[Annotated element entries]

::::::

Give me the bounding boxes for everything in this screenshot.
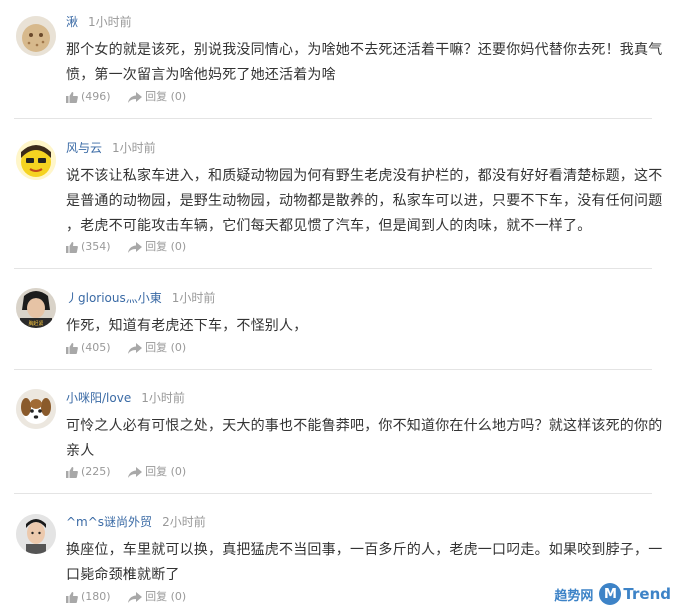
avatar[interactable] [16, 140, 56, 180]
thumbs-up-icon [66, 342, 78, 354]
avatar[interactable] [16, 16, 56, 56]
reply-button[interactable]: 回复 (0) [128, 90, 186, 104]
reply-button[interactable]: 回复 (0) [128, 590, 186, 604]
avatar-image [16, 514, 56, 554]
reply-button[interactable]: 回复 (0) [128, 240, 186, 254]
like-button[interactable]: (225) [66, 465, 111, 479]
like-count: (354) [81, 240, 111, 253]
comment-text: 作死，知道有老虎还下车，不怪别人， [66, 314, 664, 339]
reply-count: (0) [170, 90, 187, 103]
comment-text-line: 换座位，车里就可以换，真把猛虎不当回事，一百多斤的人，老虎一口叼走。如果咬到脖子… [66, 542, 663, 558]
reply-count: (0) [170, 341, 187, 354]
comment-text-line: 亲人 [66, 443, 95, 459]
username-link[interactable]: 小咪阳/love [66, 391, 131, 405]
avatar-image [16, 389, 56, 429]
thumbs-up-icon [66, 466, 78, 478]
comment-text: 那个女的就是该死，别说我没同情心，为啥她不去死还活着干嘛？还要你妈代替你去死！我… [66, 38, 664, 88]
reply-label: 回复 [145, 240, 168, 253]
thumbs-up-icon [66, 91, 78, 103]
avatar-image [16, 16, 56, 56]
comment-text-line: 说不该让私家车进入，和质疑动物园为何有野生老虎没有护栏的，都没有好好看清楚标题，… [66, 168, 663, 184]
avatar[interactable] [16, 389, 56, 429]
comment-text-line: ，老虎不可能攻击车辆，它们每天都见惯了汽车，但是闻到人的肉味，就不一样了。 [66, 218, 592, 234]
comment-text: 说不该让私家车进入，和质疑动物园为何有野生老虎没有护栏的，都没有好好看清楚标题，… [66, 164, 664, 239]
like-button[interactable]: (354) [66, 240, 111, 254]
thumbs-up-icon [66, 241, 78, 253]
like-count: (225) [81, 465, 111, 478]
reply-label: 回复 [145, 590, 168, 603]
like-count: (180) [81, 590, 111, 603]
comment-text: 换座位，车里就可以换，真把猛虎不当回事，一百多斤的人，老虎一口叼走。如果咬到脖子… [66, 538, 664, 588]
divider [14, 118, 652, 119]
watermark-trend-text: Trend [623, 585, 671, 603]
like-count: (405) [81, 341, 111, 354]
watermark: 趋势网 M Trend [554, 583, 671, 605]
username-link[interactable]: 丿glorious灬小東 [66, 291, 162, 305]
username-link[interactable]: 湫 [66, 15, 78, 29]
comment-text: 可怜之人必有可恨之处，天大的事也不能鲁莽吧，你不知道你在什么地方吗？就这样该死的… [66, 414, 664, 464]
comment-text-line: 愤，第一次留言为啥他妈死了她还活着为啥 [66, 67, 336, 83]
like-button[interactable]: (496) [66, 90, 111, 104]
reply-arrow-icon [128, 91, 143, 103]
comment-text-line: 是普通的动物园，是野生动物园，动物都是散养的，私家车可以进，只要不下车，没有任何… [66, 193, 663, 209]
reply-arrow-icon [128, 466, 143, 478]
reply-label: 回复 [145, 465, 168, 478]
reply-arrow-icon [128, 342, 143, 354]
timestamp: 1小时前 [171, 291, 216, 305]
username-link[interactable]: 风与云 [66, 141, 102, 155]
divider [14, 493, 652, 494]
like-button[interactable]: (405) [66, 341, 111, 355]
like-count: (496) [81, 90, 111, 103]
avatar[interactable] [16, 514, 56, 554]
comment-text-line: 可怜之人必有可恨之处，天大的事也不能鲁莽吧，你不知道你在什么地方吗？就这样该死的… [66, 418, 663, 434]
divider [14, 369, 652, 370]
reply-label: 回复 [145, 90, 168, 103]
timestamp: 1小时前 [88, 15, 132, 29]
avatar[interactable]: 胸赶紧 [16, 288, 56, 328]
username-link[interactable]: ^m^s谜尚外贸 [66, 515, 152, 529]
reply-button[interactable]: 回复 (0) [128, 341, 186, 355]
comment-text-line: 那个女的就是该死，别说我没同情心，为啥她不去死还活着干嘛？还要你妈代替你去死！我… [66, 42, 663, 58]
reply-label: 回复 [145, 341, 168, 354]
reply-count: (0) [170, 240, 187, 253]
avatar-image [16, 140, 56, 180]
divider [14, 268, 652, 269]
reply-count: (0) [170, 465, 187, 478]
timestamp: 1小时前 [112, 141, 156, 155]
timestamp: 2小时前 [162, 515, 206, 529]
reply-arrow-icon [128, 591, 143, 603]
avatar-tag-text: 胸赶紧 [28, 320, 43, 327]
like-button[interactable]: (180) [66, 590, 111, 604]
reply-count: (0) [170, 590, 187, 603]
reply-arrow-icon [128, 241, 143, 253]
thumbs-up-icon [66, 591, 78, 603]
watermark-cn-text: 趋势网 [554, 588, 594, 604]
comment-text-line: 作死，知道有老虎还下车，不怪别人， [66, 318, 308, 334]
watermark-logo-icon: M [599, 583, 622, 605]
timestamp: 1小时前 [141, 391, 185, 405]
avatar-image: 胸赶紧 [16, 288, 56, 328]
reply-button[interactable]: 回复 (0) [128, 465, 186, 479]
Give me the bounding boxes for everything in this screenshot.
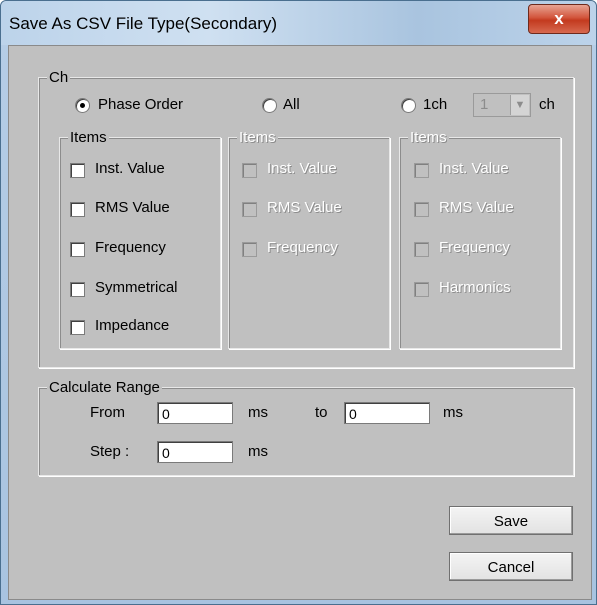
channel-select-value: 1 [480, 96, 489, 113]
close-icon: x [554, 9, 564, 28]
all-radio[interactable] [262, 98, 277, 113]
1ch-radio[interactable] [401, 98, 416, 113]
inst-value-checkbox[interactable] [70, 163, 85, 178]
window-title: Save As CSV File Type(Secondary) [9, 14, 278, 33]
impedance-checkbox[interactable] [70, 320, 85, 335]
dialog-window: Save As CSV File Type(Secondary) x Ch Ph… [0, 0, 597, 605]
ch-group-label: Ch [47, 69, 71, 86]
rms-value-checkbox[interactable] [70, 202, 85, 217]
inst-value-checkbox [242, 163, 257, 178]
step-input[interactable]: 0 [157, 441, 233, 463]
channel-select[interactable]: 1 ▼ [473, 93, 531, 117]
1ch-label[interactable]: 1ch [423, 96, 447, 114]
impedance-label[interactable]: Impedance [95, 317, 169, 335]
rms-value-label: RMS Value [439, 199, 514, 216]
step-label: Step : [90, 443, 130, 460]
phase-order-radio[interactable] [75, 98, 90, 113]
frequency-checkbox [414, 242, 429, 257]
inst-value-checkbox [414, 163, 429, 178]
from-label: From [90, 404, 125, 421]
close-button[interactable]: x [528, 4, 590, 34]
dialog-client-area: Ch Phase Order All 1ch 1 ▼ ch Items Inst… [8, 45, 592, 600]
frequency-label: Frequency [267, 239, 338, 256]
calculate-range-label: Calculate Range [47, 379, 162, 396]
all-label[interactable]: All [283, 96, 300, 114]
items-group-label: Items [68, 129, 109, 146]
rms-value-label: RMS Value [267, 199, 342, 216]
harmonics-label: Harmonics [439, 279, 511, 296]
to-label: to [315, 404, 328, 421]
channel-suffix-label: ch [539, 96, 555, 113]
cancel-button[interactable]: Cancel [449, 552, 573, 581]
inst-value-label: Inst. Value [267, 160, 337, 177]
from-unit-label: ms [248, 404, 268, 421]
inst-value-label[interactable]: Inst. Value [95, 160, 165, 178]
from-input[interactable]: 0 [157, 402, 233, 424]
inst-value-label: Inst. Value [439, 160, 509, 177]
symmetrical-label[interactable]: Symmetrical [95, 279, 178, 297]
items-group-label: Items [408, 129, 449, 146]
save-button[interactable]: Save [449, 506, 573, 535]
rms-value-checkbox [242, 202, 257, 217]
frequency-label[interactable]: Frequency [95, 239, 166, 257]
to-input[interactable]: 0 [344, 402, 430, 424]
items-group-label: Items [237, 129, 278, 146]
calculate-range-groupbox: Calculate Range [38, 379, 574, 476]
phase-order-label[interactable]: Phase Order [98, 96, 183, 114]
symmetrical-checkbox[interactable] [70, 282, 85, 297]
step-unit-label: ms [248, 443, 268, 460]
to-unit-label: ms [443, 404, 463, 421]
rms-value-checkbox [414, 202, 429, 217]
frequency-label: Frequency [439, 239, 510, 256]
title-bar[interactable]: Save As CSV File Type(Secondary) x [1, 1, 596, 45]
frequency-checkbox[interactable] [70, 242, 85, 257]
chevron-down-icon[interactable]: ▼ [510, 95, 529, 115]
harmonics-checkbox [414, 282, 429, 297]
frequency-checkbox [242, 242, 257, 257]
rms-value-label[interactable]: RMS Value [95, 199, 170, 217]
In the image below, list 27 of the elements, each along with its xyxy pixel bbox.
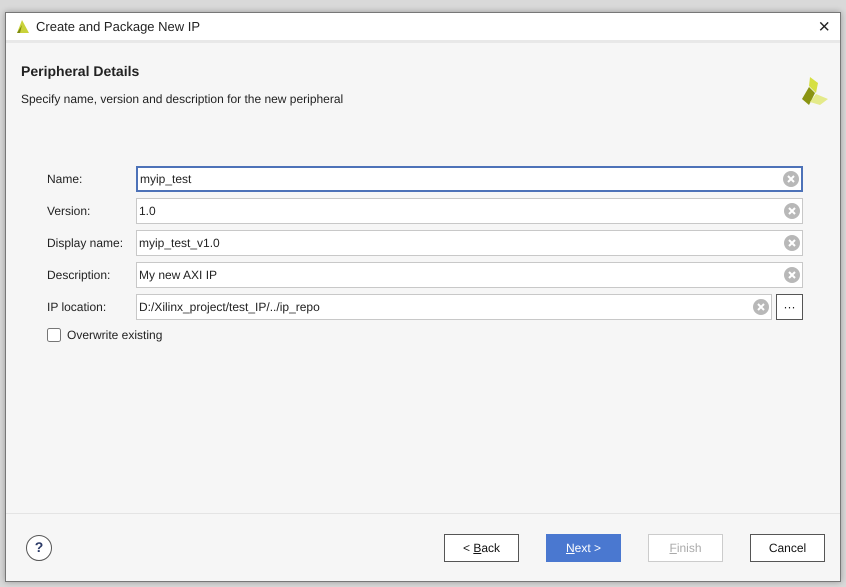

::::::

WHAT YOU WILL DO:
Copy the rows above word for word, starting at the row that contains "avatar[interactable] [16, 140, 56, 180]" and ending with the row that contains "164, 664, 239]".

EXERCISE OUTPUT:
avatar[interactable] [16, 140, 56, 180]
thumbs-up-icon [66, 342, 78, 354]
avatar[interactable] [16, 16, 56, 56]
reply-button[interactable]: 回复 (0) [128, 90, 186, 104]
reply-button[interactable]: 回复 (0) [128, 590, 186, 604]
avatar-image [16, 514, 56, 554]
reply-button[interactable]: 回复 (0) [128, 240, 186, 254]
like-button[interactable]: (225) [66, 465, 111, 479]
like-count: (354) [81, 240, 111, 253]
comment-text: 作死，知道有老虎还下车，不怪别人， [66, 314, 664, 339]
reply-count: (0) [170, 90, 187, 103]
comment-text-line: 换座位，车里就可以换，真把猛虎不当回事，一百多斤的人，老虎一口叼走。如果咬到脖子… [66, 542, 663, 558]
reply-count: (0) [170, 341, 187, 354]
comment-text-line: 亲人 [66, 443, 95, 459]
username-link[interactable]: 小咪阳/love [66, 391, 131, 405]
avatar-image [16, 389, 56, 429]
thumbs-up-icon [66, 466, 78, 478]
comment-text: 那个女的就是该死，别说我没同情心，为啥她不去死还活着干嘛？还要你妈代替你去死！我… [66, 38, 664, 88]
reply-label: 回复 [145, 240, 168, 253]
thumbs-up-icon [66, 91, 78, 103]
avatar-image [16, 16, 56, 56]
comment-text-line: 说不该让私家车进入，和质疑动物园为何有野生老虎没有护栏的，都没有好好看清楚标题，… [66, 168, 663, 184]
avatar[interactable] [16, 389, 56, 429]
comment-text-line: ，老虎不可能攻击车辆，它们每天都见惯了汽车，但是闻到人的肉味，就不一样了。 [66, 218, 592, 234]
comment-text: 说不该让私家车进入，和质疑动物园为何有野生老虎没有护栏的，都没有好好看清楚标题，… [66, 164, 664, 239]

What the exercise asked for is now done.